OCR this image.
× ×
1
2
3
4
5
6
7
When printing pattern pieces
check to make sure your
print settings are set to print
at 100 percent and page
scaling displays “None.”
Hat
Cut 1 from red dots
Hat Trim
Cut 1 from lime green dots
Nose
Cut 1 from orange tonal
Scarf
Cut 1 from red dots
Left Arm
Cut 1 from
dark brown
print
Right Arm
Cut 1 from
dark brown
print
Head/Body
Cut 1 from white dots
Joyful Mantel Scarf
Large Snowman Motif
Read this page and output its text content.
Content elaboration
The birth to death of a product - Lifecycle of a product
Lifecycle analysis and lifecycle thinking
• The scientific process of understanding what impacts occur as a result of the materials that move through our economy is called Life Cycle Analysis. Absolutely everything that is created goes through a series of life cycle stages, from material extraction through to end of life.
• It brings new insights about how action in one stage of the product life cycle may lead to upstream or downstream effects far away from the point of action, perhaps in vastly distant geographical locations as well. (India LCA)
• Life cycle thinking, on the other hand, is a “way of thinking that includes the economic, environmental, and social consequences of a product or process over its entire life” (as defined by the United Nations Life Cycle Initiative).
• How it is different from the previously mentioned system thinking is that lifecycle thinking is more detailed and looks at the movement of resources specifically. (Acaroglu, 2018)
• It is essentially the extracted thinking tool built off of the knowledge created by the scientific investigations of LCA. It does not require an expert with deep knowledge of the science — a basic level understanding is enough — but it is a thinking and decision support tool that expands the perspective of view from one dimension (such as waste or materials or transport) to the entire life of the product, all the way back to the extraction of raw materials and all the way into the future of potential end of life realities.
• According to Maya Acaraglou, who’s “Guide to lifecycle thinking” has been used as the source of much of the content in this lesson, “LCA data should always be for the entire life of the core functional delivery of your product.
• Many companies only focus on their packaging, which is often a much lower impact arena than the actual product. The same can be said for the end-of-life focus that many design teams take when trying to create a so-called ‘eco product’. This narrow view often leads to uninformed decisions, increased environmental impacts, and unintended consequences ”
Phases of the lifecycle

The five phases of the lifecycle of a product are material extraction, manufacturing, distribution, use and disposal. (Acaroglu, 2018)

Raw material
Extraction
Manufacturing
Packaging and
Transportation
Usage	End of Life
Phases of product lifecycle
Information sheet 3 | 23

◇ ◇ ◇ ◇ ◇

Problem statement: From the listing above, reproduce all the lines exactly.

Final result:
OCR this image.
× ×
1
2
3
4
5
6
7
When printing pattern pieces
check to make sure your
print settings are set to print
at 100 percent and page
scaling displays “None.”
Hat
Cut 1 from red dots
Hat Trim
Cut 1 from lime green dots
Nose
Cut 1 from orange tonal
Scarf
Cut 1 from red dots
Left Arm
Cut 1 from
dark brown
print
Right Arm
Cut 1 from
dark brown
print
Head/Body
Cut 1 from white dots
Joyful Mantel Scarf
Large Snowman Motif
Read this page and output its text content.
Content elaboration
The birth to death of a product - Lifecycle of a product
Lifecycle analysis and lifecycle thinking
• The scientific process of understanding what impacts occur as a result of the materials that move through our economy is called Life Cycle Analysis. Absolutely everything that is created goes through a series of life cycle stages, from material extraction through to end of life.
• It brings new insights about how action in one stage of the product life cycle may lead to upstream or downstream effects far away from the point of action, perhaps in vastly distant geographical locations as well. (India LCA)
• Life cycle thinking, on the other hand, is a “way of thinking that includes the economic, environmental, and social consequences of a product or process over its entire life” (as defined by the United Nations Life Cycle Initiative).
• How it is different from the previously mentioned system thinking is that lifecycle thinking is more detailed and looks at the movement of resources specifically. (Acaroglu, 2018)
• It is essentially the extracted thinking tool built off of the knowledge created by the scientific investigations of LCA. It does not require an expert with deep knowledge of the science — a basic level understanding is enough — but it is a thinking and decision support tool that expands the perspective of view from one dimension (such as waste or materials or transport) to the entire life of the product, all the way back to the extraction of raw materials and all the way into the future of potential end of life realities.
• According to Maya Acaraglou, who’s “Guide to lifecycle thinking” has been used as the source of much of the content in this lesson, “LCA data should always be for the entire life of the core functional delivery of your product.
• Many companies only focus on their packaging, which is often a much lower impact arena than the actual product. The same can be said for the end-of-life focus that many design teams take when trying to create a so-called ‘eco product’. This narrow view often leads to uninformed decisions, increased environmental impacts, and unintended consequences ”
Phases of the lifecycle

The five phases of the lifecycle of a product are material extraction, manufacturing, distribution, use and disposal. (Acaroglu, 2018)

Raw material
Extraction
Manufacturing
Packaging and
Transportation
Usage	End of Life
Phases of product lifecycle
Information sheet 3 | 23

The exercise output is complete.